▸ **Goal**
Collect from the data below each line with "теплоснабжения".

▸ **Stored data**
** Begin **
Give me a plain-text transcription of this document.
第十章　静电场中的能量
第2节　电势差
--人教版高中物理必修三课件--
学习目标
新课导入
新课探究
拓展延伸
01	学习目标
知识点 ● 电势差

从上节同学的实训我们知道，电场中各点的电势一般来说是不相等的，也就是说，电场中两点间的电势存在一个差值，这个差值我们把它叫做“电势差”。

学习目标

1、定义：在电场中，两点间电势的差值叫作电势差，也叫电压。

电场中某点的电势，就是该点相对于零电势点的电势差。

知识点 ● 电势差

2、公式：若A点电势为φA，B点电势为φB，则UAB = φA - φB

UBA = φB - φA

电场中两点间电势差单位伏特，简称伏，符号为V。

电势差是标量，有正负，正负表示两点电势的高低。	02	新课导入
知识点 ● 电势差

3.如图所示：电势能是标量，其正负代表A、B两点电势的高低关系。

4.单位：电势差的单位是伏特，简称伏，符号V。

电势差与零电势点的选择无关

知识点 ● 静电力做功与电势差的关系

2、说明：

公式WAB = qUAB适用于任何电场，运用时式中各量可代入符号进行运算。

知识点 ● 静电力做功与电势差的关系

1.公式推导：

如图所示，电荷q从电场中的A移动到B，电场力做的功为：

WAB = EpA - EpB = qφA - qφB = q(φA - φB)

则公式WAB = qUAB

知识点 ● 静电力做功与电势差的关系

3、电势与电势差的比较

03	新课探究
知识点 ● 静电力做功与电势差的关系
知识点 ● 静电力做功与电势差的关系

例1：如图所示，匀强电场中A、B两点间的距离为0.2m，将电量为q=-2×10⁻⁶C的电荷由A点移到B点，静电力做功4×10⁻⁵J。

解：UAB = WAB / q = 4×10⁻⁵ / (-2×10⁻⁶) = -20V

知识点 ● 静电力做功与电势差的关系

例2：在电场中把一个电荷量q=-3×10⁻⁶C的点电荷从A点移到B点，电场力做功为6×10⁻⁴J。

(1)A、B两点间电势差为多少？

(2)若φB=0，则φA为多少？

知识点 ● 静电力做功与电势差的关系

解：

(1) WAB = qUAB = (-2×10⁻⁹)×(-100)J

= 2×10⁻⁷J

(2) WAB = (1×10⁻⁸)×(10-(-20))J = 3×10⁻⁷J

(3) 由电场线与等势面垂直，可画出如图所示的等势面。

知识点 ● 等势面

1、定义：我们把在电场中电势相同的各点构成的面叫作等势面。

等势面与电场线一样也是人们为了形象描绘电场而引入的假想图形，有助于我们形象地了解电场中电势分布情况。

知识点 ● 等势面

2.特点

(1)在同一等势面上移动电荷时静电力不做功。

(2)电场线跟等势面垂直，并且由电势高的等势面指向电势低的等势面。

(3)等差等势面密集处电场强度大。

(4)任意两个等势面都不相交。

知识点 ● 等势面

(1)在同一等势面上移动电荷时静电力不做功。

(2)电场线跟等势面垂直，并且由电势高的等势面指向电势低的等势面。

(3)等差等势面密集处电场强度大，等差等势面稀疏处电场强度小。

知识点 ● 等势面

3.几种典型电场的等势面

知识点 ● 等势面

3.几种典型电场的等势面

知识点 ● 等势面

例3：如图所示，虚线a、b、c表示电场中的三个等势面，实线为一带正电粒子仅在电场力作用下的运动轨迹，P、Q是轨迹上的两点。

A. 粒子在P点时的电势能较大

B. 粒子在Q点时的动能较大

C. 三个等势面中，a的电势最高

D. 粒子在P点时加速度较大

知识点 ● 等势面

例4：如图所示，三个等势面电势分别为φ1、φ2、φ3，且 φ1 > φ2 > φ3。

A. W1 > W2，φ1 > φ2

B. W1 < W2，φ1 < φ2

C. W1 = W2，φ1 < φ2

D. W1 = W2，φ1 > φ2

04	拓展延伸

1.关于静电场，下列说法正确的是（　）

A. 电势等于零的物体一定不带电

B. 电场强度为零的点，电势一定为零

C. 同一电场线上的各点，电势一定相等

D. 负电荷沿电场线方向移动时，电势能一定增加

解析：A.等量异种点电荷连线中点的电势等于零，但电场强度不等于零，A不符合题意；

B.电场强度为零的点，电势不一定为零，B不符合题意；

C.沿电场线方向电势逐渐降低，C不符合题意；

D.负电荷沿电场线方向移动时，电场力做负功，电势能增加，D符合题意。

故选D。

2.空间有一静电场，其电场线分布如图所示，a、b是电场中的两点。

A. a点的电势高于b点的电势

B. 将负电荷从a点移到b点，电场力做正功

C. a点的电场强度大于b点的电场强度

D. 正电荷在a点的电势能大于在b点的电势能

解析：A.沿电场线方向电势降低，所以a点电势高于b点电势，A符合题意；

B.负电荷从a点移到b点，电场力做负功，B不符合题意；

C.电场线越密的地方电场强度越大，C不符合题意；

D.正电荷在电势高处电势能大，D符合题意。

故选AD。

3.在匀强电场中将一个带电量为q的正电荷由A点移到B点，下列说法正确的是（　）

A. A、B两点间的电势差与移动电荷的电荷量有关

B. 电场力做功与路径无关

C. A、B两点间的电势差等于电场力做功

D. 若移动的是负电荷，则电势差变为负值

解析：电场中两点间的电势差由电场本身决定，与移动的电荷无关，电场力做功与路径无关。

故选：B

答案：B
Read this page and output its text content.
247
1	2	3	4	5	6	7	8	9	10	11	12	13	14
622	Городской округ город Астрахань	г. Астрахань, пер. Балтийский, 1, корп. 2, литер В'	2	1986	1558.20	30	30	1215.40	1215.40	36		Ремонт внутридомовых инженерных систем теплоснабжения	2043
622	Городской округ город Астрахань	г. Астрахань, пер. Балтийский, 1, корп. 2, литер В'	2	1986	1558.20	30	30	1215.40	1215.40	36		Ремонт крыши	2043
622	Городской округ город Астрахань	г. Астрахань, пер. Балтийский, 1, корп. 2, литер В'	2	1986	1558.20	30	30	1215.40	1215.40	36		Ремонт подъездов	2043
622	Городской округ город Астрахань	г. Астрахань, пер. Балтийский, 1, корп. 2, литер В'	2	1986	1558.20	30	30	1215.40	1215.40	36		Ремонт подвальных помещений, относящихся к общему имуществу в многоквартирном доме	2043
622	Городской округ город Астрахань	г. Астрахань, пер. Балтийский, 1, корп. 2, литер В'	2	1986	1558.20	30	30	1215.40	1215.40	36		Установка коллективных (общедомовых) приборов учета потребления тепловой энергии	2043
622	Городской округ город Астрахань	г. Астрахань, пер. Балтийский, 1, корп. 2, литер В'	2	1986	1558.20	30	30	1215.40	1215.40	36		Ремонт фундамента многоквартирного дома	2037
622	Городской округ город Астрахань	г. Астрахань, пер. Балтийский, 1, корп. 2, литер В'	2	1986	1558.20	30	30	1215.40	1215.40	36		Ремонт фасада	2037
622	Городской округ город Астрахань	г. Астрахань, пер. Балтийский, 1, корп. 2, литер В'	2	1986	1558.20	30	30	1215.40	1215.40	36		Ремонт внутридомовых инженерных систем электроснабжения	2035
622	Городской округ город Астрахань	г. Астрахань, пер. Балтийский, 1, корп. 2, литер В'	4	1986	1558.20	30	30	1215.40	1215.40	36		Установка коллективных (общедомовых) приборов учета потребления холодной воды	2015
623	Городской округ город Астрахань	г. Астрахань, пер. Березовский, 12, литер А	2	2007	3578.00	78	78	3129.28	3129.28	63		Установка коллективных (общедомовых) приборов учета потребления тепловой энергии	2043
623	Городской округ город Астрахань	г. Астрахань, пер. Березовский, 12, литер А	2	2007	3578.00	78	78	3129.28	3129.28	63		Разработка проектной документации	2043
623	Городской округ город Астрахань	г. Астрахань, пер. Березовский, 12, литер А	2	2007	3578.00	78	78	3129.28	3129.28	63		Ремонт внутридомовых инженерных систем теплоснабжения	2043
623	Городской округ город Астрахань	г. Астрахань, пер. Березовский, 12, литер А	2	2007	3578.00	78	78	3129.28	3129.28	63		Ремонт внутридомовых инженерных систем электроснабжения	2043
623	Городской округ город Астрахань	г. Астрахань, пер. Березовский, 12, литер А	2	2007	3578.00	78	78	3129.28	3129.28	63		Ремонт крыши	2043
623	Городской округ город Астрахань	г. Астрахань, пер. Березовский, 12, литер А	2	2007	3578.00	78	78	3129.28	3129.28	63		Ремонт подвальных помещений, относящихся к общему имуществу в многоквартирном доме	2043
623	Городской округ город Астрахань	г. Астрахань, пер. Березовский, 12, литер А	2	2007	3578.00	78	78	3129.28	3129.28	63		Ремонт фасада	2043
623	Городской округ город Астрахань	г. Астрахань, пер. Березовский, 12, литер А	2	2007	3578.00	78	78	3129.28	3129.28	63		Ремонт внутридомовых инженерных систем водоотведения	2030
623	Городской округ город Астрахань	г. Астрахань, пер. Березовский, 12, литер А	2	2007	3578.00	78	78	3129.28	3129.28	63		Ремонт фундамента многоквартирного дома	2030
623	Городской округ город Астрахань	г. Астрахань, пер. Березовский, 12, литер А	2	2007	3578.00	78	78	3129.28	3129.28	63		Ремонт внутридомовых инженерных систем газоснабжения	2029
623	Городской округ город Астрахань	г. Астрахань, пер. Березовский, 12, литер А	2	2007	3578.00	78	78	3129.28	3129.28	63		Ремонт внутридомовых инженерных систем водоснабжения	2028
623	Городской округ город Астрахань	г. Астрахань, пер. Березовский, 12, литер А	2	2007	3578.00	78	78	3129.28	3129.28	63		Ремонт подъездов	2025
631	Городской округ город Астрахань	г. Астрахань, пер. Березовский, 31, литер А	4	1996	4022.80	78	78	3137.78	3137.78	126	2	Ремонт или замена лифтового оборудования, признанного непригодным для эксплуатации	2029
** End **
▸ **Complete response**
622	Городской округ город Астрахань	г. Астрахань, пер. Балтийский, 1, корп. 2, литер В'	2	1986	1558.20	30	30	1215.40	1215.40	36		Ремонт внутридомовых инженерных систем теплоснабжения	2043
623	Городской округ город Астрахань	г. Астрахань, пер. Березовский, 12, литер А	2	2007	3578.00	78	78	3129.28	3129.28	63		Ремонт внутридомовых инженерных систем теплоснабжения	2043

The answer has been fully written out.